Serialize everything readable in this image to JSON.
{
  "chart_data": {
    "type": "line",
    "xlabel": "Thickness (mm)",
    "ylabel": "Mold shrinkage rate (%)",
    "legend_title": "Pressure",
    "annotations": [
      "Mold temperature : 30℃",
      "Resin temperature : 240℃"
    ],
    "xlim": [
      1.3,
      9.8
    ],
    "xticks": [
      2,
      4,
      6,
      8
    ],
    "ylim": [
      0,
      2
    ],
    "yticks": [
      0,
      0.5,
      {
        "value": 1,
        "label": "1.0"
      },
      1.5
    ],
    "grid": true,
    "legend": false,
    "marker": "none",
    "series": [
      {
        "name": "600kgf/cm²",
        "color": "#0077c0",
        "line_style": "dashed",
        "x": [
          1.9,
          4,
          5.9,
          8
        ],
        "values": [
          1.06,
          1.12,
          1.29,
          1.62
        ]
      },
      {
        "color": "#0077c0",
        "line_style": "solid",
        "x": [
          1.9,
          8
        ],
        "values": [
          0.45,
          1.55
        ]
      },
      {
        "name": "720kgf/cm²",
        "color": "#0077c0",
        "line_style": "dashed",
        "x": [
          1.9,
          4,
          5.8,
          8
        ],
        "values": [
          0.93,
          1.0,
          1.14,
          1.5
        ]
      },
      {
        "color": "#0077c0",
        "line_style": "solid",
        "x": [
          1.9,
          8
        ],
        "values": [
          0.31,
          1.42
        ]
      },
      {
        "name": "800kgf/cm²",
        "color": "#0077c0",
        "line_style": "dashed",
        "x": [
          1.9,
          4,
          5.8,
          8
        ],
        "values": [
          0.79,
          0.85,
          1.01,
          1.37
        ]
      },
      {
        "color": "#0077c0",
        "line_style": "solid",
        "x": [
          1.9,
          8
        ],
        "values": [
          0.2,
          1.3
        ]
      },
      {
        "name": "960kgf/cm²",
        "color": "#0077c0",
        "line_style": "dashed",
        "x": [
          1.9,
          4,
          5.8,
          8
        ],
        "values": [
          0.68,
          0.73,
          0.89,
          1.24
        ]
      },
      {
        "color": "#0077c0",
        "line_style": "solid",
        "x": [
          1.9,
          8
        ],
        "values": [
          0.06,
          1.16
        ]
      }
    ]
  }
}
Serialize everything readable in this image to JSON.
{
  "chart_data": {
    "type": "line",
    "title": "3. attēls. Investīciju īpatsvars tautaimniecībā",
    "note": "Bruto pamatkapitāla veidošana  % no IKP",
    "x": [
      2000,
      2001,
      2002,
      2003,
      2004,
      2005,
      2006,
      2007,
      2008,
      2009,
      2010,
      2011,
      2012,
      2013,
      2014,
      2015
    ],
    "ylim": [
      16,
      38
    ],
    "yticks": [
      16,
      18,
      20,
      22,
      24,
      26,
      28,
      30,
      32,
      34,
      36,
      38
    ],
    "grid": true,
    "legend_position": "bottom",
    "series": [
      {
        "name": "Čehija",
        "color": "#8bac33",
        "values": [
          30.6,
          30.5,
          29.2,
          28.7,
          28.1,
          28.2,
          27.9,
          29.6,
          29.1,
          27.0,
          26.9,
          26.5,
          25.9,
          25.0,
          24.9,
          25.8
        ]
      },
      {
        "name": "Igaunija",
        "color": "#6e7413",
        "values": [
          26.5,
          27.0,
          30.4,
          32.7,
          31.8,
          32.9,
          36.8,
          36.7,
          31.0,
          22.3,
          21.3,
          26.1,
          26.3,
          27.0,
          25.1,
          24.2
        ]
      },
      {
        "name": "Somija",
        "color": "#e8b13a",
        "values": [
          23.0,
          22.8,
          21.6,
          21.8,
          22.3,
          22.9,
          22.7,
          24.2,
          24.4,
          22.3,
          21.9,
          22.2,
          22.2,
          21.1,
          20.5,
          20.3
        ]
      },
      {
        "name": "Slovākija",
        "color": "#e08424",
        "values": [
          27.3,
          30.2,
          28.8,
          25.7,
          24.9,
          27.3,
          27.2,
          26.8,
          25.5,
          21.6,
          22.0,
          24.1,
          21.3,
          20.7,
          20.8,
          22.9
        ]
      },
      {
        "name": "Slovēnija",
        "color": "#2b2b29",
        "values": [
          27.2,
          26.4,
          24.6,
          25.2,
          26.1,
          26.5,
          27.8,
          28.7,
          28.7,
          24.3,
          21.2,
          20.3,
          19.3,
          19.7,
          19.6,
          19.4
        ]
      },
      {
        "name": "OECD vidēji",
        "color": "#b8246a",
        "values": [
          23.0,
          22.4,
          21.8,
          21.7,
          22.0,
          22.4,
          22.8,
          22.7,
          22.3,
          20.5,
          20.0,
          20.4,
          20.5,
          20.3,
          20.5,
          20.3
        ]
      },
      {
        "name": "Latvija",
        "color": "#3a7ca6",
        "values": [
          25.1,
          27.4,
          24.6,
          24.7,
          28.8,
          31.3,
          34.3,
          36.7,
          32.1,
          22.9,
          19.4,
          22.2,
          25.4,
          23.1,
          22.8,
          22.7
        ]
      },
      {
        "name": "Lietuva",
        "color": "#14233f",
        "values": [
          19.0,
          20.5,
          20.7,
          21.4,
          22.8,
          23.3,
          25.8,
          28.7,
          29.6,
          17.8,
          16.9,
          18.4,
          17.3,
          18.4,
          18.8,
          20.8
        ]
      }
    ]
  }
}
+--
◆ Written problem
Would you write down every record again, exactly?

◆ Reply
Serialize everything readable in this image to JSON.
{
  "chart_data": {
    "type": "line",
    "xlabel": "Thickness (mm)",
    "ylabel": "Mold shrinkage rate (%)",
    "legend_title": "Pressure",
    "annotations": [
      "Mold temperature : 30℃",
      "Resin temperature : 240℃"
    ],
    "xlim": [
      1.3,
      9.8
    ],
    "xticks": [
      2,
      4,
      6,
      8
    ],
    "ylim": [
      0,
      2
    ],
    "yticks": [
      0,
      0.5,
      {
        "value": 1,
        "label": "1.0"
      },
      1.5
    ],
    "grid": true,
    "legend": false,
    "marker": "none",
    "series": [
      {
        "name": "600kgf/cm²",
        "color": "#0077c0",
        "line_style": "dashed",
        "x": [
          1.9,
          4,
          5.9,
          8
        ],
        "values": [
          1.06,
          1.12,
          1.29,
          1.62
        ]
      },
      {
        "color": "#0077c0",
        "line_style": "solid",
        "x": [
          1.9,
          8
        ],
        "values": [
          0.45,
          1.55
        ]
      },
      {
        "name": "720kgf/cm²",
        "color": "#0077c0",
        "line_style": "dashed",
        "x": [
          1.9,
          4,
          5.8,
          8
        ],
        "values": [
          0.93,
          1.0,
          1.14,
          1.5
        ]
      },
      {
        "color": "#0077c0",
        "line_style": "solid",
        "x": [
          1.9,
          8
        ],
        "values": [
          0.31,
          1.42
        ]
      },
      {
        "name": "800kgf/cm²",
        "color": "#0077c0",
        "line_style": "dashed",
        "x": [
          1.9,
          4,
          5.8,
          8
        ],
        "values": [
          0.79,
          0.85,
          1.01,
          1.37
        ]
      },
      {
        "color": "#0077c0",
        "line_style": "solid",
        "x": [
          1.9,
          8
        ],
        "values": [
          0.2,
          1.3
        ]
      },
      {
        "name": "960kgf/cm²",
        "color": "#0077c0",
        "line_style": "dashed",
        "x": [
          1.9,
          4,
          5.8,
          8
        ],
        "values": [
          0.68,
          0.73,
          0.89,
          1.24
        ]
      },
      {
        "color": "#0077c0",
        "line_style": "solid",
        "x": [
          1.9,
          8
        ],
        "values": [
          0.06,
          1.16
        ]
      }
    ]
  }
}
Serialize everything readable in this image to JSON.
{
  "chart_data": {
    "type": "line",
    "title": "3. attēls. Investīciju īpatsvars tautaimniecībā",
    "note": "Bruto pamatkapitāla veidošana  % no IKP",
    "x": [
      2000,
      2001,
      2002,
      2003,
      2004,
      2005,
      2006,
      2007,
      2008,
      2009,
      2010,
      2011,
      2012,
      2013,
      2014,
      2015
    ],
    "ylim": [
      16,
      38
    ],
    "yticks": [
      16,
      18,
      20,
      22,
      24,
      26,
      28,
      30,
      32,
      34,
      36,
      38
    ],
    "grid": true,
    "legend_position": "bottom",
    "series": [
      {
        "name": "Čehija",
        "color": "#8bac33",
        "values": [
          30.6,
          30.5,
          29.2,
          28.7,
          28.1,
          28.2,
          27.9,
          29.6,
          29.1,
          27.0,
          26.9,
          26.5,
          25.9,
          25.0,
          24.9,
          25.8
        ]
      },
      {
        "name": "Igaunija",
        "color": "#6e7413",
        "values": [
          26.5,
          27.0,
          30.4,
          32.7,
          31.8,
          32.9,
          36.8,
          36.7,
          31.0,
          22.3,
          21.3,
          26.1,
          26.3,
          27.0,
          25.1,
          24.2
        ]
      },
      {
        "name": "Somija",
        "color": "#e8b13a",
        "values": [
          23.0,
          22.8,
          21.6,
          21.8,
          22.3,
          22.9,
          22.7,
          24.2,
          24.4,
          22.3,
          21.9,
          22.2,
          22.2,
          21.1,
          20.5,
          20.3
        ]
      },
      {
        "name": "Slovākija",
        "color": "#e08424",
        "values": [
          27.3,
          30.2,
          28.8,
          25.7,
          24.9,
          27.3,
          27.2,
          26.8,
          25.5,
          21.6,
          22.0,
          24.1,
          21.3,
          20.7,
          20.8,
          22.9
        ]
      },
      {
        "name": "Slovēnija",
        "color": "#2b2b29",
        "values": [
          27.2,
          26.4,
          24.6,
          25.2,
          26.1,
          26.5,
          27.8,
          28.7,
          28.7,
          24.3,
          21.2,
          20.3,
          19.3,
          19.7,
          19.6,
          19.4
        ]
      },
      {
        "name": "OECD vidēji",
        "color": "#b8246a",
        "values": [
          23.0,
          22.4,
          21.8,
          21.7,
          22.0,
          22.4,
          22.8,
          22.7,
          22.3,
          20.5,
          20.0,
          20.4,
          20.5,
          20.3,
          20.5,
          20.3
        ]
      },
      {
        "name": "Latvija",
        "color": "#3a7ca6",
        "values": [
          25.1,
          27.4,
          24.6,
          24.7,
          28.8,
          31.3,
          34.3,
          36.7,
          32.1,
          22.9,
          19.4,
          22.2,
          25.4,
          23.1,
          22.8,
          22.7
        ]
      },
      {
        "name": "Lietuva",
        "color": "#14233f",
        "values": [
          19.0,
          20.5,
          20.7,
          21.4,
          22.8,
          23.3,
          25.8,
          28.7,
          29.6,
          17.8,
          16.9,
          18.4,
          17.3,
          18.4,
          18.8,
          20.8
        ]
      }
    ]
  }
}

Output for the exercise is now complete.